**Instructions for the task:**
Everything in the listing should be restated word for word.

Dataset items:
⁂

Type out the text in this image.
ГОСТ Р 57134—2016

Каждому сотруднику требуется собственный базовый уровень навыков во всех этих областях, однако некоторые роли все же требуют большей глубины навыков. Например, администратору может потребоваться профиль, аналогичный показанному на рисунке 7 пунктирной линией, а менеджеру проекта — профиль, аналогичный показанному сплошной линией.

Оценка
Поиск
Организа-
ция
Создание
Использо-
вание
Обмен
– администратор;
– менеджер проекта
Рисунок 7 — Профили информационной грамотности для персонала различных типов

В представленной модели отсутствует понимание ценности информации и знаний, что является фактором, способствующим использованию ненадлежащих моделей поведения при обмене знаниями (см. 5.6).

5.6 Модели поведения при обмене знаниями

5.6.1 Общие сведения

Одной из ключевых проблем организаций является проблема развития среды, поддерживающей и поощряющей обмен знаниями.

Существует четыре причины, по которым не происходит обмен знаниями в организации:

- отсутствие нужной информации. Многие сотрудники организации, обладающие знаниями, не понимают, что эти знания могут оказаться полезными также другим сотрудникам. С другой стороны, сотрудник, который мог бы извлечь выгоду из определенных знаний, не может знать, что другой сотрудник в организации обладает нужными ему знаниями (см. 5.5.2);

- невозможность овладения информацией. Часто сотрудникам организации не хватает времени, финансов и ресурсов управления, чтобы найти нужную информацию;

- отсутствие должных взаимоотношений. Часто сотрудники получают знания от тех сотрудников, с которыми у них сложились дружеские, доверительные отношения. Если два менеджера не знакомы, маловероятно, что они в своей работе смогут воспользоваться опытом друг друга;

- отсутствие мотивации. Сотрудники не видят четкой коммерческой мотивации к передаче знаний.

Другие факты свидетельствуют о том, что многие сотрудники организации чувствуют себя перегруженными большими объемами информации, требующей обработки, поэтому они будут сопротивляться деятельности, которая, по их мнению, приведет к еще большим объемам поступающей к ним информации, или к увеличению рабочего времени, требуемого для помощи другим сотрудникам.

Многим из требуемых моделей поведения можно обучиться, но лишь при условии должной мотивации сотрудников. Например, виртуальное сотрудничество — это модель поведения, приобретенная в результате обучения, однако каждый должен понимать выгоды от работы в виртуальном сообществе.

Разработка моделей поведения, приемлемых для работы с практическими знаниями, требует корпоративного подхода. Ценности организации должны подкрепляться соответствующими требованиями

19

⁂

**Solved problem:**
Type out the text in this image.
ГОСТ Р 57134—2016

Каждому сотруднику требуется собственный базовый уровень навыков во всех этих областях, однако некоторые роли все же требуют большей глубины навыков. Например, администратору может потребоваться профиль, аналогичный показанному на рисунке 7 пунктирной линией, а менеджеру проекта — профиль, аналогичный показанному сплошной линией.

Оценка
Поиск
Организа-
ция
Создание
Использо-
вание
Обмен
– администратор;
– менеджер проекта
Рисунок 7 — Профили информационной грамотности для персонала различных типов

В представленной модели отсутствует понимание ценности информации и знаний, что является фактором, способствующим использованию ненадлежащих моделей поведения при обмене знаниями (см. 5.6).

5.6 Модели поведения при обмене знаниями

5.6.1 Общие сведения

Одной из ключевых проблем организаций является проблема развития среды, поддерживающей и поощряющей обмен знаниями.

Существует четыре причины, по которым не происходит обмен знаниями в организации:

- отсутствие нужной информации. Многие сотрудники организации, обладающие знаниями, не понимают, что эти знания могут оказаться полезными также другим сотрудникам. С другой стороны, сотрудник, который мог бы извлечь выгоду из определенных знаний, не может знать, что другой сотрудник в организации обладает нужными ему знаниями (см. 5.5.2);

- невозможность овладения информацией. Часто сотрудникам организации не хватает времени, финансов и ресурсов управления, чтобы найти нужную информацию;

- отсутствие должных взаимоотношений. Часто сотрудники получают знания от тех сотрудников, с которыми у них сложились дружеские, доверительные отношения. Если два менеджера не знакомы, маловероятно, что они в своей работе смогут воспользоваться опытом друг друга;

- отсутствие мотивации. Сотрудники не видят четкой коммерческой мотивации к передаче знаний.

Другие факты свидетельствуют о том, что многие сотрудники организации чувствуют себя перегруженными большими объемами информации, требующей обработки, поэтому они будут сопротивляться деятельности, которая, по их мнению, приведет к еще большим объемам поступающей к ним информации, или к увеличению рабочего времени, требуемого для помощи другим сотрудникам.

Многим из требуемых моделей поведения можно обучиться, но лишь при условии должной мотивации сотрудников. Например, виртуальное сотрудничество — это модель поведения, приобретенная в результате обучения, однако каждый должен понимать выгоды от работы в виртуальном сообществе.

Разработка моделей поведения, приемлемых для работы с практическими знаниями, требует корпоративного подхода. Ценности организации должны подкрепляться соответствующими требованиями

19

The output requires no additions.